Section du document:
· · ·
Merci ! Je pensais bien ça aussi mais je voulais être sûr ! Sinon, Tiger tourne sur les G3 non ?


----------



## da capo (21 Avril 2011)

Ca risque d'être difficile vu la fréquence du g3.
Je ne parle même pas de la quantité de ram.


----------



## iMacounet (22 Avril 2011)

Un G3@300Mhz ... Bon moi je faisais tourner Tiger sur un G3@400 sur un PowerMac G3 B/B

384Mo mini ...


----------



## Pascal 77 (22 Avril 2011)

Onmac a dit:


> Sinon, Tiger tourne sur les G3 non ?



A condition que :

1) il soit blindé de Ram (non non, pas 384 Mo, je dirais pas moins de 512 ou 768, avec 384, c'est déjà juste sur mon iBook G4/800).
2) qu'il n'ait pas un disque dur de 2 ou 3 Go seulement (10 Go me paraissent un minimum)
3) que tu ne sois pas trop pressé, parce que ça va être quand même assez peu réactif.
· · ·
Entrées de données:
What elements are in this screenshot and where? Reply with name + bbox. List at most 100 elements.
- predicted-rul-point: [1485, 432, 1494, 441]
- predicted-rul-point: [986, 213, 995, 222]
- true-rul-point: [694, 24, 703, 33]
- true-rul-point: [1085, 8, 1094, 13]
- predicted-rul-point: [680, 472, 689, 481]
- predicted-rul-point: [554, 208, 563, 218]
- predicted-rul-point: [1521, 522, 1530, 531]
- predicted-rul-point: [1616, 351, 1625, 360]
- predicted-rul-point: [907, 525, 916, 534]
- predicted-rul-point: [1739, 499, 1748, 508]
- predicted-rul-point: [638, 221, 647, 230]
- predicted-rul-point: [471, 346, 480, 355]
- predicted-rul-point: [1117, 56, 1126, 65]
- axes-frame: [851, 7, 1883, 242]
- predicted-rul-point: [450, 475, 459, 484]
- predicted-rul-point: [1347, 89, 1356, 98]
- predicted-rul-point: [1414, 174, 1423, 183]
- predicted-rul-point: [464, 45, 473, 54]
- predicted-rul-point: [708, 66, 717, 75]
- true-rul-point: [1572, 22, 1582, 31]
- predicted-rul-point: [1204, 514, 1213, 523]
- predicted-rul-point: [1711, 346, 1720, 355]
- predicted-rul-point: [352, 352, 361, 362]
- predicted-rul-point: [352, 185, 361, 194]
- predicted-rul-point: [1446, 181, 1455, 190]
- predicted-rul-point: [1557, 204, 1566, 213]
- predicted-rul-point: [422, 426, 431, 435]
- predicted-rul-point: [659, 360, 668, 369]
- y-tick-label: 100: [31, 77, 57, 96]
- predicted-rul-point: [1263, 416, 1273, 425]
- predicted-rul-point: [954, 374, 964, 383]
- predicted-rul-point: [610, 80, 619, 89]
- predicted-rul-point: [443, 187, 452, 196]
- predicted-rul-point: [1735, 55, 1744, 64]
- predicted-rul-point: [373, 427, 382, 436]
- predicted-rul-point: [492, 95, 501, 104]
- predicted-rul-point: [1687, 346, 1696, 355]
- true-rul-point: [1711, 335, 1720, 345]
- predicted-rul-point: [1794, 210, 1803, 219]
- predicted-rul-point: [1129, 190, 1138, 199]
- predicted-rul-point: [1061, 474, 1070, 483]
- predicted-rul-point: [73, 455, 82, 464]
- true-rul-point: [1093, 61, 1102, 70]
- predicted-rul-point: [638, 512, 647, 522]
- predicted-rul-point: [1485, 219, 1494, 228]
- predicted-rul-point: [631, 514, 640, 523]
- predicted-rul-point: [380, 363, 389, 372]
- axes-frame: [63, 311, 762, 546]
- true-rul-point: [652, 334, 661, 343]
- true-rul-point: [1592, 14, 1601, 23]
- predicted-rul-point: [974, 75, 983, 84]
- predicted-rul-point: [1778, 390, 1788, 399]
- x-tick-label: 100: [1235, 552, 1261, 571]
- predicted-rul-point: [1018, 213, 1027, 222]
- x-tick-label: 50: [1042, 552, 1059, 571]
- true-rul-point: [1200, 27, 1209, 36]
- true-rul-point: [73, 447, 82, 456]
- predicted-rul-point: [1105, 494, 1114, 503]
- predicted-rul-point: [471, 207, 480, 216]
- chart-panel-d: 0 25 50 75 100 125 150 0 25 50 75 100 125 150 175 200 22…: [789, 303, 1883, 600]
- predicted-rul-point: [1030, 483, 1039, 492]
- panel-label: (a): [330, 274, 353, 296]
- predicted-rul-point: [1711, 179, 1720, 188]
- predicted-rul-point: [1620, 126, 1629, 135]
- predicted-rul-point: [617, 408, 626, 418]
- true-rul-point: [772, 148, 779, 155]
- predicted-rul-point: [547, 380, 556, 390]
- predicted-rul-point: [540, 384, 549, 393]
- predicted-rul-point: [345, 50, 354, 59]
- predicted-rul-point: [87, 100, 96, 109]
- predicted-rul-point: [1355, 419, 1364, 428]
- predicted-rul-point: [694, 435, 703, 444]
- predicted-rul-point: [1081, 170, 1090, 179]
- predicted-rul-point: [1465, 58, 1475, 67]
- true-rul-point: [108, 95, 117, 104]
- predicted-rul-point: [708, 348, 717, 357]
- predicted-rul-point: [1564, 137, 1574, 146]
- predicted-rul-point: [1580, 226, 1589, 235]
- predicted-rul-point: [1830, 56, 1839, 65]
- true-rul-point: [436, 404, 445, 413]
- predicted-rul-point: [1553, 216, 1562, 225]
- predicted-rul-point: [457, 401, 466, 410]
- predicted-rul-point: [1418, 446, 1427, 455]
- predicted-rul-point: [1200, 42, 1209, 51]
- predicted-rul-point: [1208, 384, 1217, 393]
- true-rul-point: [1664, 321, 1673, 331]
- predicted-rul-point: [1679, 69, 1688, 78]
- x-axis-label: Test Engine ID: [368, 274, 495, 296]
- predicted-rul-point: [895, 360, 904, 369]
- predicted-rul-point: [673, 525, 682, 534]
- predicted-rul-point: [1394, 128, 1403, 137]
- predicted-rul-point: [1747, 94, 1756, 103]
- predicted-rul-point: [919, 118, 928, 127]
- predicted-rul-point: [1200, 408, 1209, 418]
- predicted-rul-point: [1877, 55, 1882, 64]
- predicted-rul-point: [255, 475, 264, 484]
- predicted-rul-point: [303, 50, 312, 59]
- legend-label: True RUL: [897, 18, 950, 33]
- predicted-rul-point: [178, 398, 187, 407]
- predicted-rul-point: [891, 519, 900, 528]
· · ·
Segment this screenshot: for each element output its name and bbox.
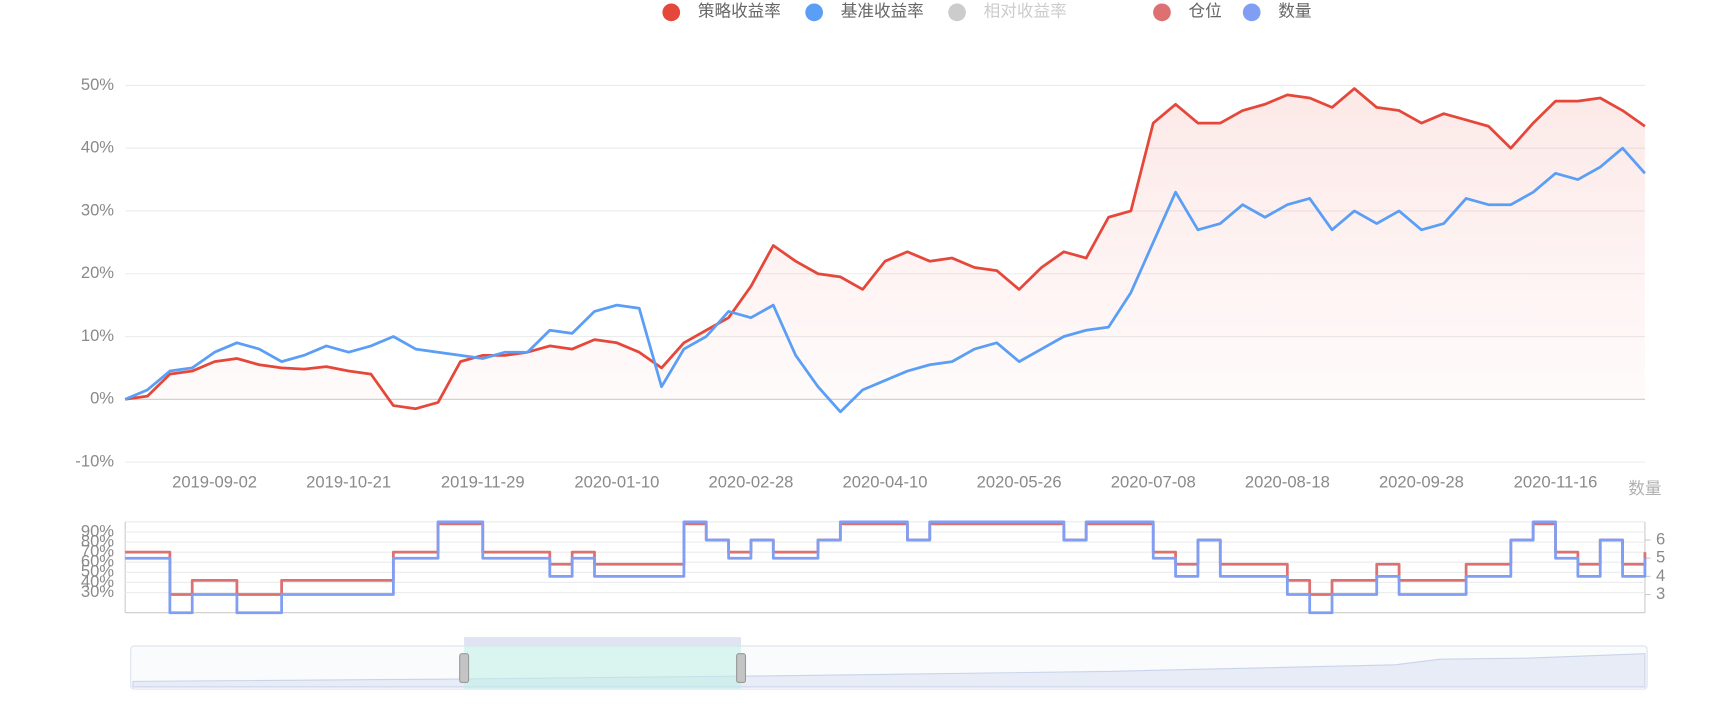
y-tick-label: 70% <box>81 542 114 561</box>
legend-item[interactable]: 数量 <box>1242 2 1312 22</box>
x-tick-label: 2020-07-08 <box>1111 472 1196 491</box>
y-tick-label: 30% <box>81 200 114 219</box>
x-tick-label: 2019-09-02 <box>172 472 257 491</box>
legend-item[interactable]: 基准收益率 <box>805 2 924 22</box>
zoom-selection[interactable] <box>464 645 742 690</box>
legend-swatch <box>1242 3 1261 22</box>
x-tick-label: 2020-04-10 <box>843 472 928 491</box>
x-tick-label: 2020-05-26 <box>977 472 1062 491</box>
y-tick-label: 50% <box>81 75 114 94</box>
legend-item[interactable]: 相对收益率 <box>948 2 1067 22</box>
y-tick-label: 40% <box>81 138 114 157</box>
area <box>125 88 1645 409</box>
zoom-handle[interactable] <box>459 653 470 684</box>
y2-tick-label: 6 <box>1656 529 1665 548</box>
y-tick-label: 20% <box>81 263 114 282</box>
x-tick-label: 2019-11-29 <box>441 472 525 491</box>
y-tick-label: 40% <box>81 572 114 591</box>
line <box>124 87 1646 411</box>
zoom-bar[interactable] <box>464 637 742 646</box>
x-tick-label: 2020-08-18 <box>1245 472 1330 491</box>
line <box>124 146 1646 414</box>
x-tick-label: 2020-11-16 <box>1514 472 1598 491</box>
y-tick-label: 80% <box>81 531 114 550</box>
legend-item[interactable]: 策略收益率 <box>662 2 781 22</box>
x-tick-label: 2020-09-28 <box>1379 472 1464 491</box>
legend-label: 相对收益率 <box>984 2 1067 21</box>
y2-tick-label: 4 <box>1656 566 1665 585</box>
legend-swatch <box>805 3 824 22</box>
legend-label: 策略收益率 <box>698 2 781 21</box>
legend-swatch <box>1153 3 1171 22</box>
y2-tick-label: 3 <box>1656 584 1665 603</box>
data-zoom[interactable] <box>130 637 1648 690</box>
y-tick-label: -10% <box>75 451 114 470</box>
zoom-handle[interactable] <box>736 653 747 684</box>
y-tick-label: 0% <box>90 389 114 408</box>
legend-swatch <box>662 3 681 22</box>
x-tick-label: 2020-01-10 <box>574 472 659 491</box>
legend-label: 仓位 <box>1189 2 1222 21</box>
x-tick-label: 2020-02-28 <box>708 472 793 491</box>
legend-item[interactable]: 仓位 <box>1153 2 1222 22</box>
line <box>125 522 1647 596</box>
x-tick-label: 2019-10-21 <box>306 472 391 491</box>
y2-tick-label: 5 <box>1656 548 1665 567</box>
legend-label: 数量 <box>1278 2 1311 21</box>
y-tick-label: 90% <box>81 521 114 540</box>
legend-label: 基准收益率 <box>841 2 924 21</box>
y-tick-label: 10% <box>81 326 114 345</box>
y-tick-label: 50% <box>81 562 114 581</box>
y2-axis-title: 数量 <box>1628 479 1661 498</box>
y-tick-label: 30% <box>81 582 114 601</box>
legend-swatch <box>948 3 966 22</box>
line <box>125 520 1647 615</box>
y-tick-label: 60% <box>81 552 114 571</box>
· · ·
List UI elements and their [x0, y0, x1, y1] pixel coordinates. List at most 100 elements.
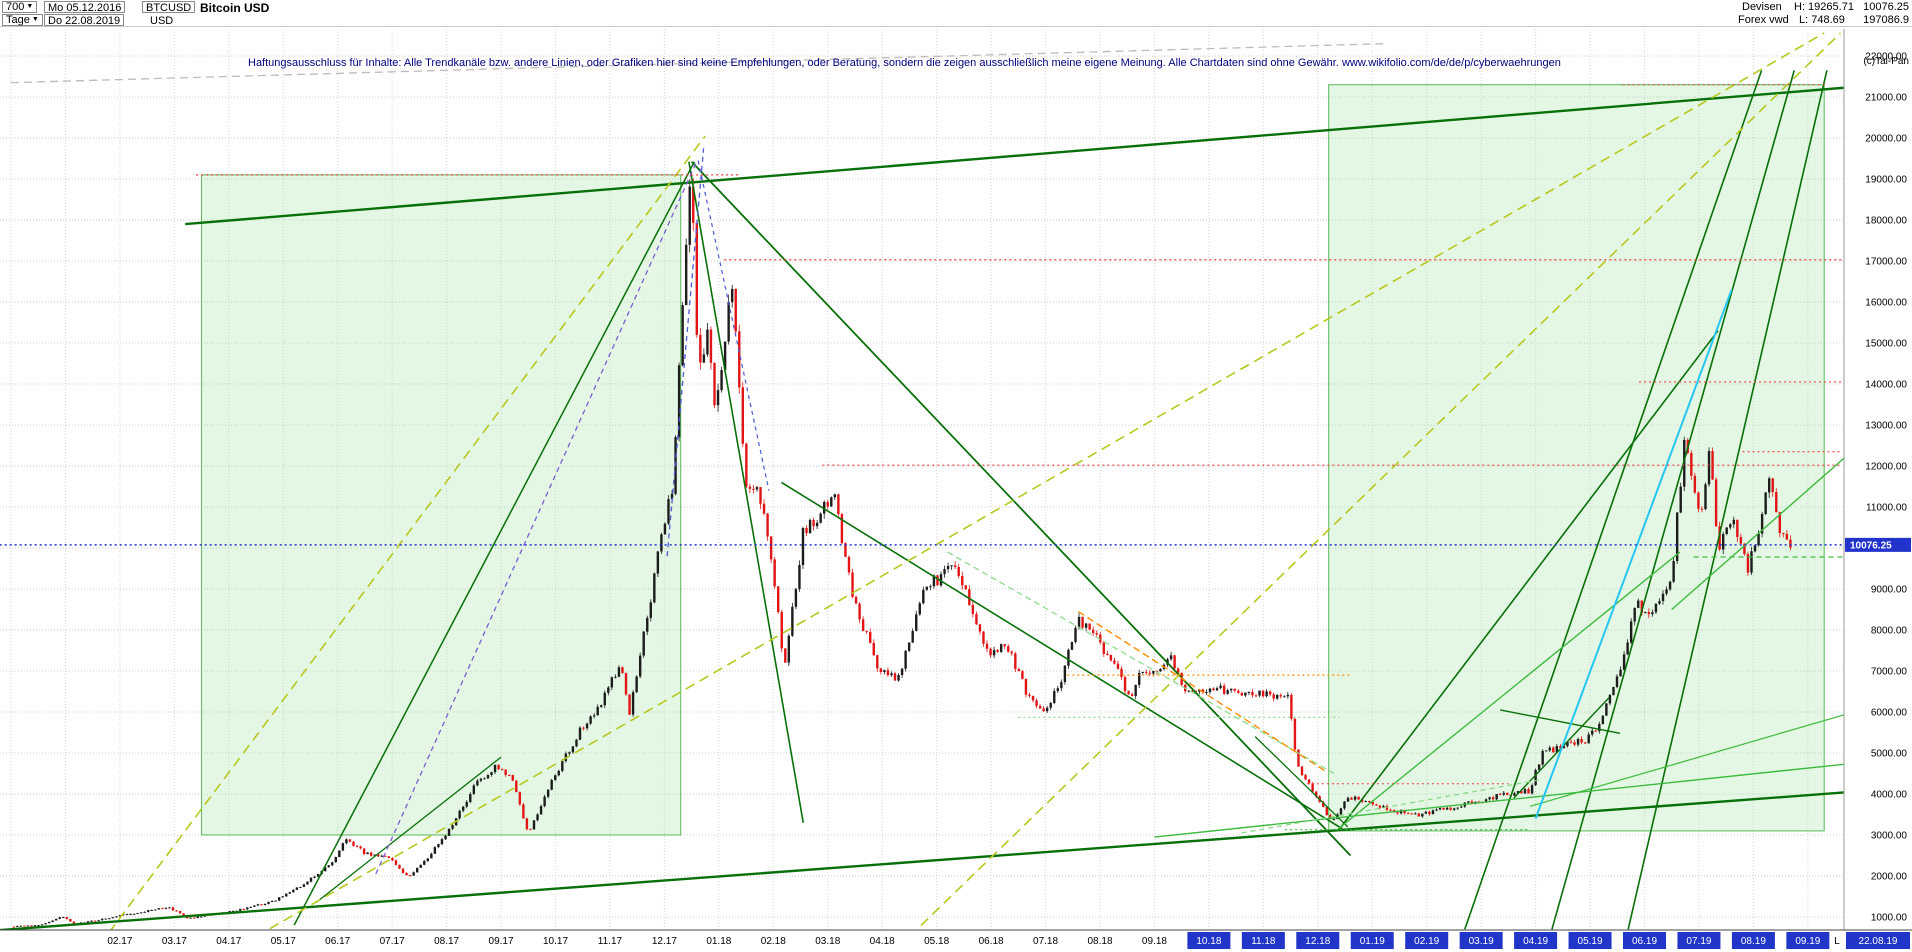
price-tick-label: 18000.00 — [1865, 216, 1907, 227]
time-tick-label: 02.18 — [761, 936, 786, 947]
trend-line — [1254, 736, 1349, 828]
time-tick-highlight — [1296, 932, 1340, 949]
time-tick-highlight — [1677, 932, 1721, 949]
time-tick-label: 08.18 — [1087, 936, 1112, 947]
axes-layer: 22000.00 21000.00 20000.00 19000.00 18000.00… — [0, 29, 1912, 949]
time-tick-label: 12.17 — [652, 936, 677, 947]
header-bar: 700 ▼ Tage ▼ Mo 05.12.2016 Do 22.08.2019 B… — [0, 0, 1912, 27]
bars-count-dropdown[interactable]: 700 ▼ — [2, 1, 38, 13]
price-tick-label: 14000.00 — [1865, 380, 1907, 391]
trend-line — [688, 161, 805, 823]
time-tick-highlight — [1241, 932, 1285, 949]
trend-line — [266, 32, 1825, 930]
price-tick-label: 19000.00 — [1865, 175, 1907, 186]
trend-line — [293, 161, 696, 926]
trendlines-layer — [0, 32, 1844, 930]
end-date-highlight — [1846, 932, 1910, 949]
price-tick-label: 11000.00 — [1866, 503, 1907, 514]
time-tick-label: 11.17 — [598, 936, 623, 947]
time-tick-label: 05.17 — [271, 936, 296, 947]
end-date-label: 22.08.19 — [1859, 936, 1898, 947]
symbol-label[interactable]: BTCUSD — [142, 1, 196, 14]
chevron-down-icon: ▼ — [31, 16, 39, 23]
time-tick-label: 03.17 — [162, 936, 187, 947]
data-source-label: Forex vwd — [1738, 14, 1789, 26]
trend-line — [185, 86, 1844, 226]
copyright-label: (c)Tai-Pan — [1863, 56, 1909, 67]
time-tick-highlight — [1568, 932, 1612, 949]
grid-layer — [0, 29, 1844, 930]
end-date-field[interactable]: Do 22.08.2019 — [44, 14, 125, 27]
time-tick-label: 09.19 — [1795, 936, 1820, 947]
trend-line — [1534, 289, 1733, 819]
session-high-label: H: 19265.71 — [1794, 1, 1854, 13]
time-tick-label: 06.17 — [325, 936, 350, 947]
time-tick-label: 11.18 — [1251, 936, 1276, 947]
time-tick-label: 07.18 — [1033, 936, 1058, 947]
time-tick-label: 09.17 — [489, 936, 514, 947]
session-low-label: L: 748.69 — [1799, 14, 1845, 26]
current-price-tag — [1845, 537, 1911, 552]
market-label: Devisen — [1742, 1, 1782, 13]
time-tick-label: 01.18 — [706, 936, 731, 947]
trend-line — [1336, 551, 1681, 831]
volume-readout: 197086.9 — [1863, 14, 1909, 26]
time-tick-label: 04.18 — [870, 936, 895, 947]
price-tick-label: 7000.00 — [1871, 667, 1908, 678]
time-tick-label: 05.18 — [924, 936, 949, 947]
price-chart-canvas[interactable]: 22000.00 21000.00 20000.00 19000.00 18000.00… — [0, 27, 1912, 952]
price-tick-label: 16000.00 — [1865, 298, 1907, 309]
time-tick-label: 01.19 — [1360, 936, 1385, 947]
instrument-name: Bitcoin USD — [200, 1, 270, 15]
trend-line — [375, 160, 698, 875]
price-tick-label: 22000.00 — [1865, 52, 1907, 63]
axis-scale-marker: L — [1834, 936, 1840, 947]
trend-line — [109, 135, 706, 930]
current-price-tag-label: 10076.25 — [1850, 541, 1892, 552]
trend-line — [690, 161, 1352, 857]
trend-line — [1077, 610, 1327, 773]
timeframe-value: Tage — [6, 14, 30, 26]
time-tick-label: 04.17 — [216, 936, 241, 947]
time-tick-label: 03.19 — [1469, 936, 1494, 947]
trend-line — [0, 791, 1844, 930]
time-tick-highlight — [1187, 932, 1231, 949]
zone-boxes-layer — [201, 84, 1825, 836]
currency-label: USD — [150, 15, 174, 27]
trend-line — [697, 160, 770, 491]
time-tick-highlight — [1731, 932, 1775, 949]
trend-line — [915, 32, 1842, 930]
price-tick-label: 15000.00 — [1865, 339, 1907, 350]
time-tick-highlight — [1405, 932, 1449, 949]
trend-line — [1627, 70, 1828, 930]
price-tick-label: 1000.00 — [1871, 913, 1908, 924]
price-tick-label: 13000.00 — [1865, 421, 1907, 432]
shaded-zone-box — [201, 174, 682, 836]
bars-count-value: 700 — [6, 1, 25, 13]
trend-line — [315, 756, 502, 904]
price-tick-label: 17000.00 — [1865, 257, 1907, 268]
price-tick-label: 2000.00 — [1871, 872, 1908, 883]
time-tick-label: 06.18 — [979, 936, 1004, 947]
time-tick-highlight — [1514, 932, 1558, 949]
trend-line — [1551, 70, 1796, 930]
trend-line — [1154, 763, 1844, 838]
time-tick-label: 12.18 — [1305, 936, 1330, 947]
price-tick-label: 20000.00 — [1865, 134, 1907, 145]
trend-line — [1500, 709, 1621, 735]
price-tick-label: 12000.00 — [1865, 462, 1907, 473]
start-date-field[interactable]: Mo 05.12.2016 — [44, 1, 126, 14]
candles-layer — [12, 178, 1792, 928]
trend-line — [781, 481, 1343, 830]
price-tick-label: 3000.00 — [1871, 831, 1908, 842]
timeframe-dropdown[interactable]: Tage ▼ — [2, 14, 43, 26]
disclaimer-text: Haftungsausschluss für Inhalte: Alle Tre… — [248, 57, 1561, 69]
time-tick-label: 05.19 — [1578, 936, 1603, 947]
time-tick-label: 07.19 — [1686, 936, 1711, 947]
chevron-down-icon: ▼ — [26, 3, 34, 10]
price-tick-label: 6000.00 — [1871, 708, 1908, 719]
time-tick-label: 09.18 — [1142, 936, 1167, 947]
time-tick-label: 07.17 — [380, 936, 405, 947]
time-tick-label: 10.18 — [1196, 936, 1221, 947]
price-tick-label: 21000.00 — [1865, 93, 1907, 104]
· · ·
Consigne:
Poursuivez le fil de discussion sur Tiger et les G3 à la suite de sa dernière phrase.

Exercice corrigé:
A titre d'info, j'avais un PowerBook G3/266 avec 512 Mo de Ram, j'y faisais tourner Panther, c'était assez lent mais exploitable. Sur un G3/300, Tiger devrait tourner à peu près pareil, si tu désactives certaines fonctions (celle objet du freeware "Disable Tiger Features"), ainsi que certains effets graphiques (les animations dans le dock, par exemple).

EDIT : Ah, important : avant de passer sous X, pense à vérifier que le firmware est bien à jour, si tu ne veux pas avoir de mauvaise surprise (et même si tu reste sous OS 9, ça ne mange pas de pain de le mettre à jour) !


----------



## Onmac (22 Avril 2011)

Merci des réponses ! 
Pour la RAM, j'ai 768mo.
Disque dur 6Go mais je vais le changer avec un 20GO.(ancien de mon Cube)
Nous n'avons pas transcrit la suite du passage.